Directions:
Note how many lines hold "page" and report that number by itself.

Extracted data entries:
-- Start --

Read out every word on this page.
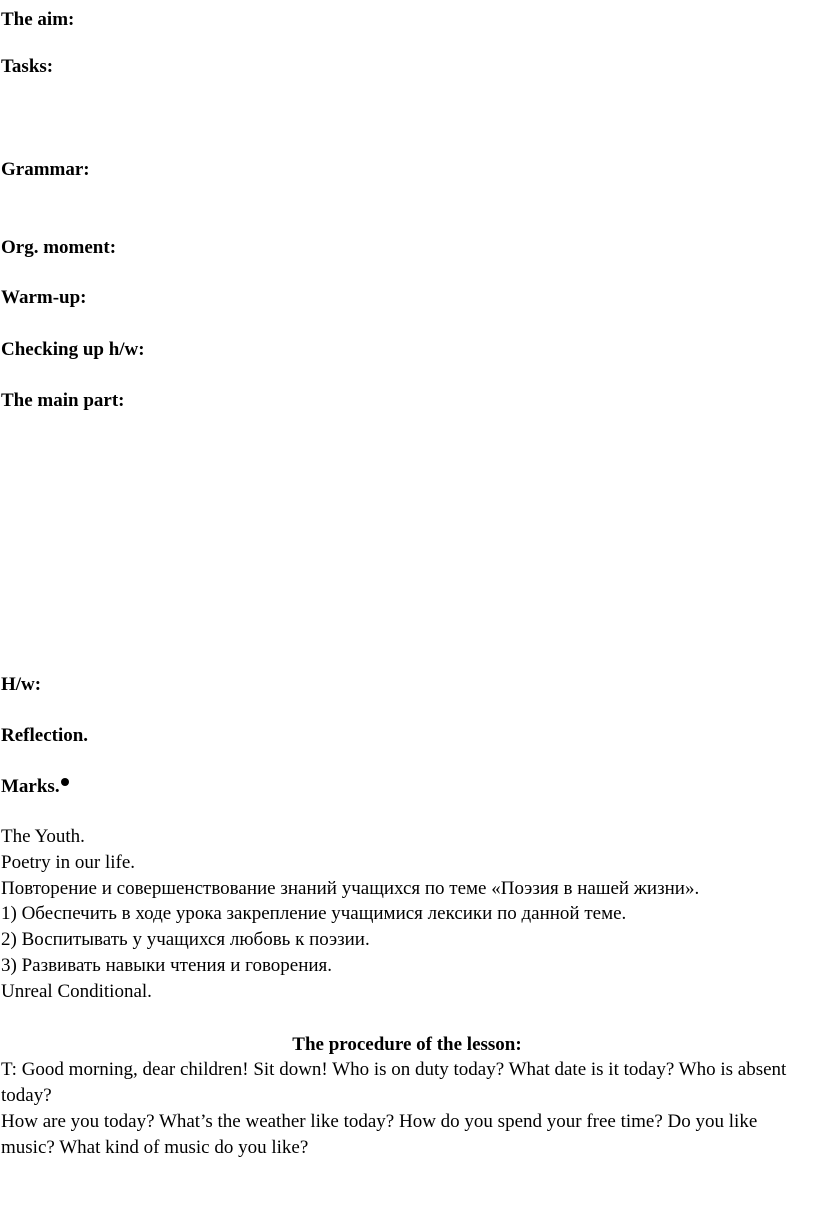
The aim:
Tasks:
Grammar:
Org. moment:
Warm-up:
Checking up h/w:
The main part:
H/w:
Reflection.
Marks.

The Youth.

Poetry in our life.

Повторение и совершенствование знаний учащихся по теме «Поэзия в нашей жизни».

1) Обеспечить в ходе урока закрепление учащимися лексики по данной теме.

2) Воспитывать у учащихся любовь к поэзии.

3) Развивать навыки чтения и говорения.

Unreal Conditional.

The procedure of the lesson:

T: Good morning, dear children! Sit down! Who is on duty today? What date is it today? Who is absent today?

How are you today? What’s the weather like today? How do you spend your free time? Do you like music? What kind of music do you like?
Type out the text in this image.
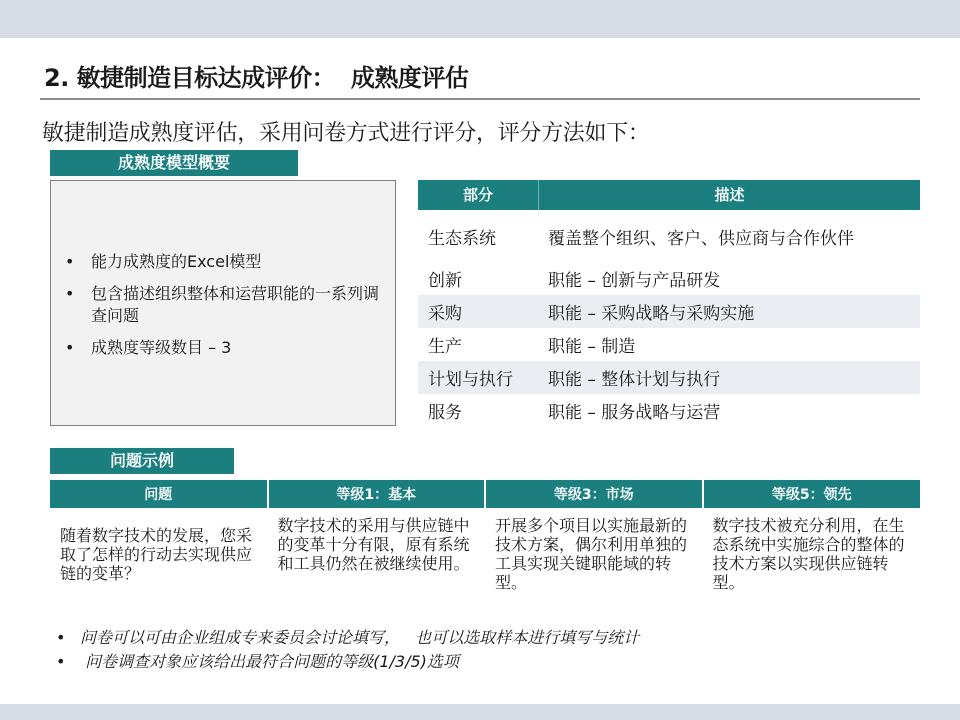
2. 敏捷制造目标达成评价：  成熟度评估
敏捷制造成熟度评估，采用问卷方式进行评分，评分方法如下：
成熟度模型概要
• 能力成熟度的Excel模型
• 包含描述组织整体和运营职能的一系列调查问题
• 成熟度等级数目 – 3
部分	描述
生态系统	覆盖整个组织、客户、供应商与合作伙伴
创新	职能 – 创新与产品研发
采购	职能 – 采购战略与采购实施
生产	职能 – 制造
计划与执行	职能 – 整体计划与执行
服务	职能 – 服务战略与运营
问题示例
问题	等级1：基本	等级3：市场	等级5：领先
随着数字技术的发展，您采取了怎样的行动去实现供应链的变革？	数字技术的采用与供应链中的变革十分有限，原有系统和工具仍然在被继续使用。	开展多个项目以实施最新的技术方案，偶尔利用单独的工具实现关键职能域的转型。	数字技术被充分利用，在生态系统中实施综合的整体的技术方案以实现供应链转型。
• 问卷可以可由企业组成专来委员会讨论填写，   也可以选取样本进行填写与统计
•  问卷调查对象应该给出最符合问题的等级(1/3/5)选项
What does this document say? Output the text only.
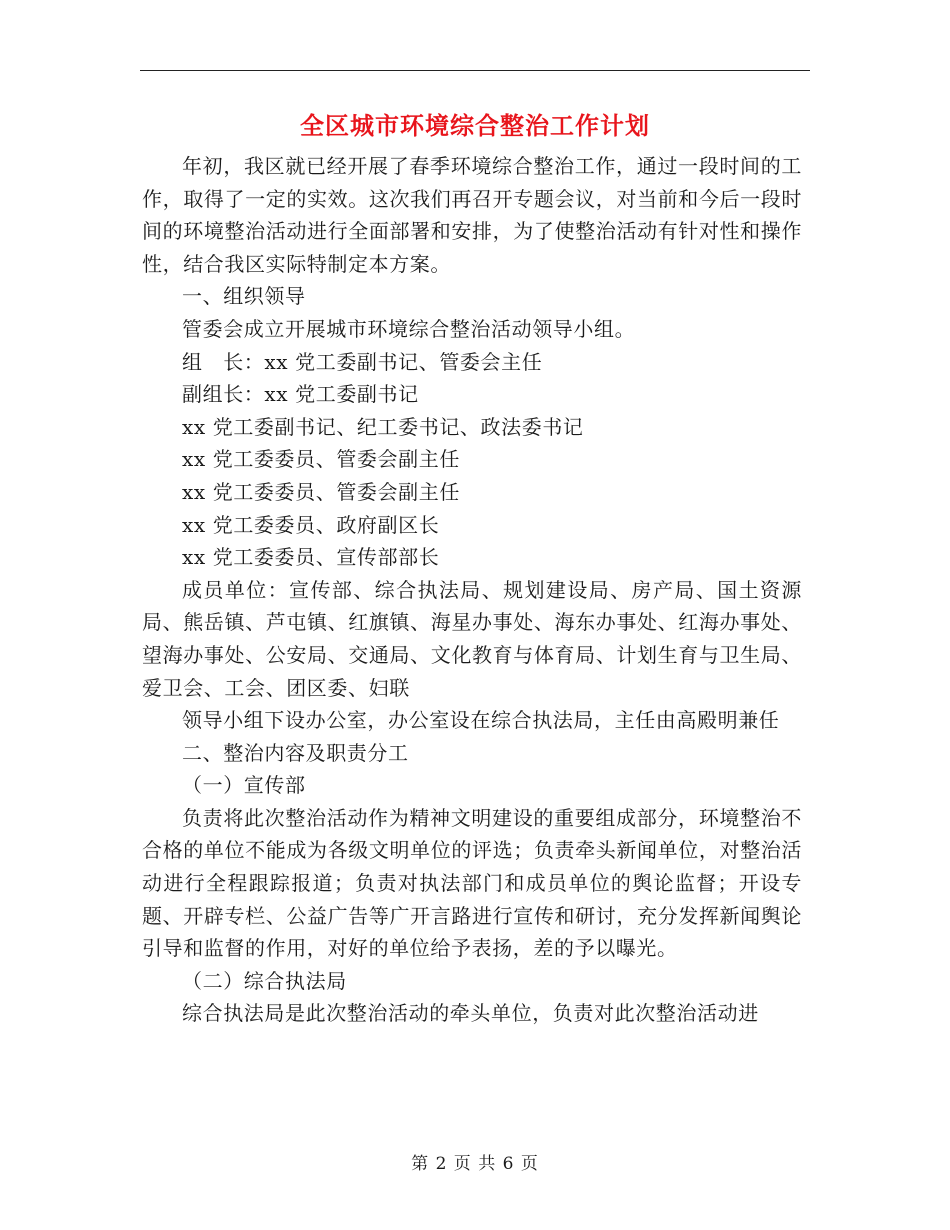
全区城市环境综合整治工作计划

年初，我区就已经开展了春季环境综合整治工作，通过一段时间的工作，取得了一定的实效。这次我们再召开专题会议，对当前和今后一段时间的环境整治活动进行全面部署和安排，为了使整治活动有针对性和操作性，结合我区实际特制定本方案。

一、组织领导

管委会成立开展城市环境综合整治活动领导小组。

组　长：xx 党工委副书记、管委会主任

副组长：xx 党工委副书记

xx 党工委副书记、纪工委书记、政法委书记

xx 党工委委员、管委会副主任

xx 党工委委员、管委会副主任

xx 党工委委员、政府副区长

xx 党工委委员、宣传部部长

成员单位：宣传部、综合执法局、规划建设局、房产局、国土资源局、熊岳镇、芦屯镇、红旗镇、海星办事处、海东办事处、红海办事处、望海办事处、公安局、交通局、文化教育与体育局、计划生育与卫生局、爱卫会、工会、团区委、妇联

领导小组下设办公室，办公室设在综合执法局，主任由高殿明兼任

二、整治内容及职责分工

（一）宣传部

负责将此次整治活动作为精神文明建设的重要组成部分，环境整治不合格的单位不能成为各级文明单位的评选；负责牵头新闻单位，对整治活动进行全程跟踪报道；负责对执法部门和成员单位的舆论监督；开设专题、开辟专栏、公益广告等广开言路进行宣传和研讨，充分发挥新闻舆论引导和监督的作用，对好的单位给予表扬，差的予以曝光。

（二）综合执法局

综合执法局是此次整治活动的牵头单位，负责对此次整治活动进

第 2 页 共 6 页
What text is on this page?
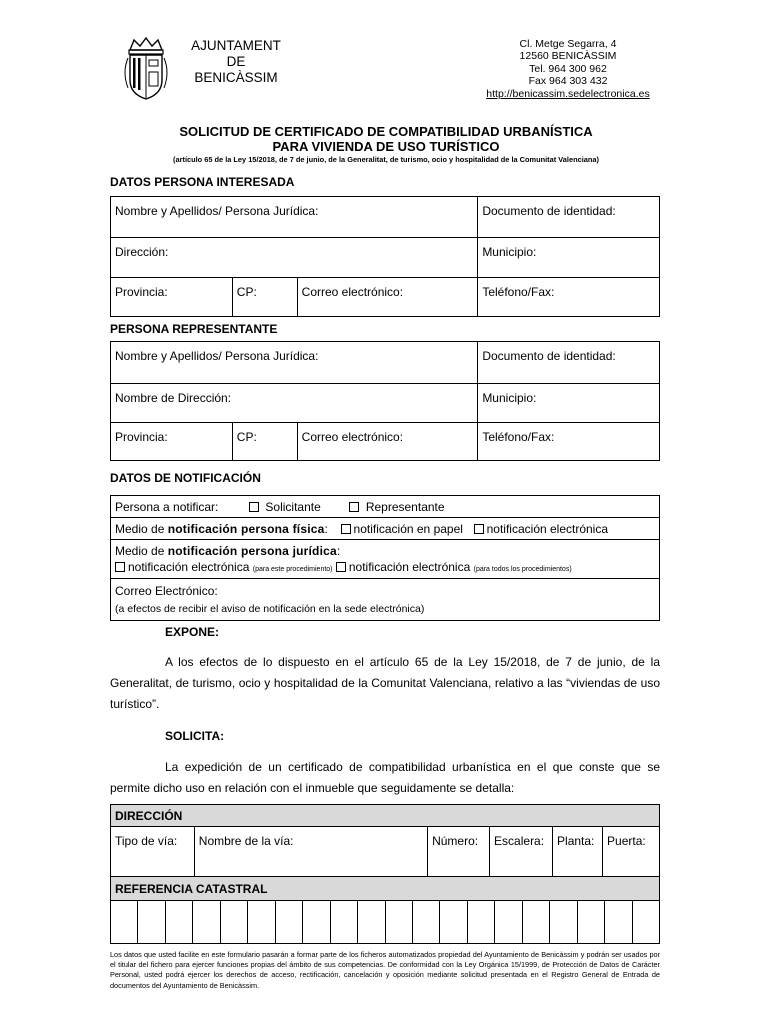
AJUNTAMENT
DE
BENICÀSSIM
Cl. Metge Segarra, 4
12560 BENICÀSSIM
Tel. 964 300 962
Fax 964 303 432
http://benicassim.sedelectronica.es
SOLICITUD DE CERTIFICADO DE COMPATIBILIDAD URBANÍSTICA
PARA VIVIENDA DE USO TURÍSTICO
(artículo 65 de la Ley 15/2018, de 7 de junio, de la Generalitat, de turismo, ocio y hospitalidad de la Comunitat Valenciana)
DATOS PERSONA INTERESADA
Nombre y Apellidos/ Persona Jurídica:			Documento de identidad:
Dirección:			Municipio:
Provincia:	CP:	Correo electrónico:	Teléfono/Fax:
PERSONA REPRESENTANTE
Nombre y Apellidos/ Persona Jurídica:			Documento de identidad:
Nombre de Dirección:			Municipio:
Provincia:	CP:	Correo electrónico:	Teléfono/Fax:
DATOS DE NOTIFICACIÓN
Persona a notificar:	Solicitante	Representante
Medio de notificación persona física: notificación en papel notificación electrónica

Medio de notificación persona jurídica:
notificación electrónica (para este procedimiento) notificación electrónica (para todos los procedimientos)

Correo Electrónico:
(a efectos de recibir el aviso de notificación en la sede electrónica)
EXPONE:
A los efectos de lo dispuesto en el artículo 65 de la Ley 15/2018, de 7 de junio, de la Generalitat, de turismo, ocio y hospitalidad de la Comunitat Valenciana, relativo a las “viviendas de uso turístico”.
SOLICITA:
La expedición de un certificado de compatibilidad urbanística en el que conste que se permite dicho uso en relación con el inmueble que seguidamente se detalla:
DIRECCIÓN
Tipo de vía:	Nombre de la vía:	Número:	Escalera:	Planta:	Puerta:
REFERENCIA CATASTRAL
Los datos que usted facilite en este formulario pasarán a formar parte de los ficheros automatizados propiedad del Ayuntamiento de Benicàssim y podrán ser usados por el titular del fichero para ejercer funciones propias del ámbito de sus competencias. De conformidad con la Ley Orgánica 15/1999, de Protección de Datos de Carácter Personal, usted podrá ejercer los derechos de acceso, rectificación, cancelación y oposición mediante solicitud presentada en el Registro General de Entrada de documentos del Ayuntamiento de Benicàssim.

-- End --

Answer below:
2